Records from a dataset:

** Start **

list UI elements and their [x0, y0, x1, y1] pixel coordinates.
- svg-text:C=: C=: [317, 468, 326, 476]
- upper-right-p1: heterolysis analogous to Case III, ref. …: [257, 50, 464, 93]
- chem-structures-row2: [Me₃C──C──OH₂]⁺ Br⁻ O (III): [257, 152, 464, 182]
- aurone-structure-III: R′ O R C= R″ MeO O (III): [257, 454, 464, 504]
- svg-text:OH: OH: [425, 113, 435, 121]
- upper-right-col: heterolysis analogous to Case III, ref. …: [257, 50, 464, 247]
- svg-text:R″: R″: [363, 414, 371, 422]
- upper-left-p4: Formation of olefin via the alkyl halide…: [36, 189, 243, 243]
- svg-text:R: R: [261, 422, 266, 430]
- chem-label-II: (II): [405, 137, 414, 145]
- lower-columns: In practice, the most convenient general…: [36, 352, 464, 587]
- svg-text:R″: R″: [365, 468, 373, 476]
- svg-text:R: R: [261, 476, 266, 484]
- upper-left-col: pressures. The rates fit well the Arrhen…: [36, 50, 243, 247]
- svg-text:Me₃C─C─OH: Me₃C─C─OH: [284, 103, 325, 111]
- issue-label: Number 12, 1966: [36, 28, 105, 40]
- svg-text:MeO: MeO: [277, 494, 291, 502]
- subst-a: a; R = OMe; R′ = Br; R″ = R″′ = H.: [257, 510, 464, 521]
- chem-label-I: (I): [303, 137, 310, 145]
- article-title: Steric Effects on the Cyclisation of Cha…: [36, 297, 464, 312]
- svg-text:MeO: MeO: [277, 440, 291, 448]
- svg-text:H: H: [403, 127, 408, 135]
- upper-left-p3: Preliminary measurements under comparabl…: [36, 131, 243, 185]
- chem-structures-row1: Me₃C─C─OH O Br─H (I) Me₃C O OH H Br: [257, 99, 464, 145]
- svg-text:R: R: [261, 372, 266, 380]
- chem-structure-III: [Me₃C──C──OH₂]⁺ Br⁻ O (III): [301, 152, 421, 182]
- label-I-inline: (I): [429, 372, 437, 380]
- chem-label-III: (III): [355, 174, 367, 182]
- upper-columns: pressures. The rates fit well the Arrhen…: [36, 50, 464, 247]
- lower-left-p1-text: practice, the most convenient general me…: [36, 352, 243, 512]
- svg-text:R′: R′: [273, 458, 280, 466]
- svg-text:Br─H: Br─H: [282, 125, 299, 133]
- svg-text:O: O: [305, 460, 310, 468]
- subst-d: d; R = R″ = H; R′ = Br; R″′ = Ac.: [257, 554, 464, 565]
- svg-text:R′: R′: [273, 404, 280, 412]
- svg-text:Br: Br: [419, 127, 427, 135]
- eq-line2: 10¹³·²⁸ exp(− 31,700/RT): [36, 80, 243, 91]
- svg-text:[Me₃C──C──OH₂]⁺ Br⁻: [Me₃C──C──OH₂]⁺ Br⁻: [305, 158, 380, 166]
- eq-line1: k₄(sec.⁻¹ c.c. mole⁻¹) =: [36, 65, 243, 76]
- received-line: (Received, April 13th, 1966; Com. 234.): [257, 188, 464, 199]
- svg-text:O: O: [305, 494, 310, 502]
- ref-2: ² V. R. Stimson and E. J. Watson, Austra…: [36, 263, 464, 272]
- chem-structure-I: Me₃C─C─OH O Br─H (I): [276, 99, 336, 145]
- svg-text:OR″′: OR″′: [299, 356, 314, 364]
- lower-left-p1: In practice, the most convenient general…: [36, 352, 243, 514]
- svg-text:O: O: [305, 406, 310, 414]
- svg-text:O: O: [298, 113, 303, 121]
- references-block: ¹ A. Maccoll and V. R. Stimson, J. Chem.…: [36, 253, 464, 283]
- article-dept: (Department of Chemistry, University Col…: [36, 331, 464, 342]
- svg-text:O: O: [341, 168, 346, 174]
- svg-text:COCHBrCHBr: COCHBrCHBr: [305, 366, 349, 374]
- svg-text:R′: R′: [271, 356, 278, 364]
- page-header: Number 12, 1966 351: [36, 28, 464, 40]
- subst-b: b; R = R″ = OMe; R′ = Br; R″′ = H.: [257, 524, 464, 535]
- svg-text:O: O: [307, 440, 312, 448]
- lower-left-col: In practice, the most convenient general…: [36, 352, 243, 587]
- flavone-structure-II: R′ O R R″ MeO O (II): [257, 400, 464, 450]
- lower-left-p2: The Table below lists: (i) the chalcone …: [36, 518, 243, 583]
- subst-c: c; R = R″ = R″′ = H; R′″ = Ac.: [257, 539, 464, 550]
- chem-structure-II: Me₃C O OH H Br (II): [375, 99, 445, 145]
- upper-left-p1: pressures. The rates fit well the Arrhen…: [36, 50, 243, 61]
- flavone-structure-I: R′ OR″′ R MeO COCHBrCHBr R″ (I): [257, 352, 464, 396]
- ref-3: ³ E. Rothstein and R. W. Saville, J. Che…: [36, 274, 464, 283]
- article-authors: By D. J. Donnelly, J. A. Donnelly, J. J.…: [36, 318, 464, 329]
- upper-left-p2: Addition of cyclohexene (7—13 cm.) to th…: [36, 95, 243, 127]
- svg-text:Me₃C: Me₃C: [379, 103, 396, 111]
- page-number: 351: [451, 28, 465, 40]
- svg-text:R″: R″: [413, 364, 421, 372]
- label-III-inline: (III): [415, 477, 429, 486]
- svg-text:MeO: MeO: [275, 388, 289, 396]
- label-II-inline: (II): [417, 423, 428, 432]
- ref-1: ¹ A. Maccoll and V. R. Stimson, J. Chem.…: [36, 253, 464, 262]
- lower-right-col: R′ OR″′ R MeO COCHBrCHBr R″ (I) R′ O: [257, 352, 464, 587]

** End **

AIM OF THE EXERCISE
Copy every row above word for word, leaving nothing out and changing nothing.

RESULT
list UI elements and their [x0, y0, x1, y1] pixel coordinates.
- svg-text:C=: C=: [317, 468, 326, 476]
- upper-right-p1: heterolysis analogous to Case III, ref. …: [257, 50, 464, 93]
- chem-structures-row2: [Me₃C──C──OH₂]⁺ Br⁻ O (III): [257, 152, 464, 182]
- aurone-structure-III: R′ O R C= R″ MeO O (III): [257, 454, 464, 504]
- svg-text:OH: OH: [425, 113, 435, 121]
- upper-right-col: heterolysis analogous to Case III, ref. …: [257, 50, 464, 247]
- svg-text:R″: R″: [363, 414, 371, 422]
- upper-left-p4: Formation of olefin via the alkyl halide…: [36, 189, 243, 243]
- svg-text:R: R: [261, 422, 266, 430]
- chem-label-II: (II): [405, 137, 414, 145]
- lower-columns: In practice, the most convenient general…: [36, 352, 464, 587]
- svg-text:R″: R″: [365, 468, 373, 476]
- svg-text:R: R: [261, 476, 266, 484]
- upper-left-col: pressures. The rates fit well the Arrhen…: [36, 50, 243, 247]
- svg-text:Me₃C─C─OH: Me₃C─C─OH: [284, 103, 325, 111]
- issue-label: Number 12, 1966: [36, 28, 105, 40]
- svg-text:MeO: MeO: [277, 494, 291, 502]
- subst-a: a; R = OMe; R′ = Br; R″ = R″′ = H.: [257, 510, 464, 521]
- chem-label-I: (I): [303, 137, 310, 145]
- article-title: Steric Effects on the Cyclisation of Cha…: [36, 297, 464, 312]
- svg-text:MeO: MeO: [277, 440, 291, 448]
- svg-text:H: H: [403, 127, 408, 135]
- upper-left-p3: Preliminary measurements under comparabl…: [36, 131, 243, 185]
- chem-structures-row1: Me₃C─C─OH O Br─H (I) Me₃C O OH H Br: [257, 99, 464, 145]
- svg-text:R: R: [261, 372, 266, 380]
- chem-structure-III: [Me₃C──C──OH₂]⁺ Br⁻ O (III): [301, 152, 421, 182]
- label-I-inline: (I): [429, 372, 437, 380]
- chem-label-III: (III): [355, 174, 367, 182]
- upper-columns: pressures. The rates fit well the Arrhen…: [36, 50, 464, 247]
- lower-left-p1-text: practice, the most convenient general me…: [36, 352, 243, 512]
- svg-text:R′: R′: [273, 458, 280, 466]
- svg-text:Br─H: Br─H: [282, 125, 299, 133]
- svg-text:O: O: [305, 460, 310, 468]
- subst-d: d; R = R″ = H; R′ = Br; R″′ = Ac.: [257, 554, 464, 565]
- svg-text:R′: R′: [273, 404, 280, 412]
- svg-text:Br: Br: [419, 127, 427, 135]
- eq-line2: 10¹³·²⁸ exp(− 31,700/RT): [36, 80, 243, 91]
- svg-text:[Me₃C──C──OH₂]⁺ Br⁻: [Me₃C──C──OH₂]⁺ Br⁻: [305, 158, 380, 166]
- eq-line1: k₄(sec.⁻¹ c.c. mole⁻¹) =: [36, 65, 243, 76]
- received-line: (Received, April 13th, 1966; Com. 234.): [257, 188, 464, 199]
- svg-text:O: O: [305, 494, 310, 502]
- ref-2: ² V. R. Stimson and E. J. Watson, Austra…: [36, 263, 464, 272]
- chem-structure-I: Me₃C─C─OH O Br─H (I): [276, 99, 336, 145]
- svg-text:OR″′: OR″′: [299, 356, 314, 364]
- lower-left-p1: In practice, the most convenient general…: [36, 352, 243, 514]
- svg-text:O: O: [305, 406, 310, 414]
- svg-text:O: O: [298, 113, 303, 121]
- references-block: ¹ A. Maccoll and V. R. Stimson, J. Chem.…: [36, 253, 464, 283]
- article-dept: (Department of Chemistry, University Col…: [36, 331, 464, 342]
- svg-text:O: O: [341, 168, 346, 174]
- svg-text:COCHBrCHBr: COCHBrCHBr: [305, 366, 349, 374]
- svg-text:R′: R′: [271, 356, 278, 364]
- page-header: Number 12, 1966 351: [36, 28, 464, 40]
- subst-b: b; R = R″ = OMe; R′ = Br; R″′ = H.: [257, 524, 464, 535]
- svg-text:O: O: [307, 440, 312, 448]
- lower-left-col: In practice, the most convenient general…: [36, 352, 243, 587]
- flavone-structure-II: R′ O R R″ MeO O (II): [257, 400, 464, 450]
- lower-left-p2: The Table below lists: (i) the chalcone …: [36, 518, 243, 583]
- subst-c: c; R = R″ = R″′ = H; R′″ = Ac.: [257, 539, 464, 550]
- chem-structure-II: Me₃C O OH H Br (II): [375, 99, 445, 145]
- upper-left-p1: pressures. The rates fit well the Arrhen…: [36, 50, 243, 61]
- flavone-structure-I: R′ OR″′ R MeO COCHBrCHBr R″ (I): [257, 352, 464, 396]
- ref-3: ³ E. Rothstein and R. W. Saville, J. Che…: [36, 274, 464, 283]
- article-authors: By D. J. Donnelly, J. A. Donnelly, J. J.…: [36, 318, 464, 329]
- upper-left-p2: Addition of cyclohexene (7—13 cm.) to th…: [36, 95, 243, 127]
- svg-text:Me₃C: Me₃C: [379, 103, 396, 111]
- page-number: 351: [451, 28, 465, 40]
- svg-text:R″: R″: [413, 364, 421, 372]
- label-III-inline: (III): [415, 477, 429, 486]
- svg-text:MeO: MeO: [275, 388, 289, 396]
- label-II-inline: (II): [417, 423, 428, 432]
- ref-1: ¹ A. Maccoll and V. R. Stimson, J. Chem.…: [36, 253, 464, 262]
- lower-right-col: R′ OR″′ R MeO COCHBrCHBr R″ (I) R′ O: [257, 352, 464, 587]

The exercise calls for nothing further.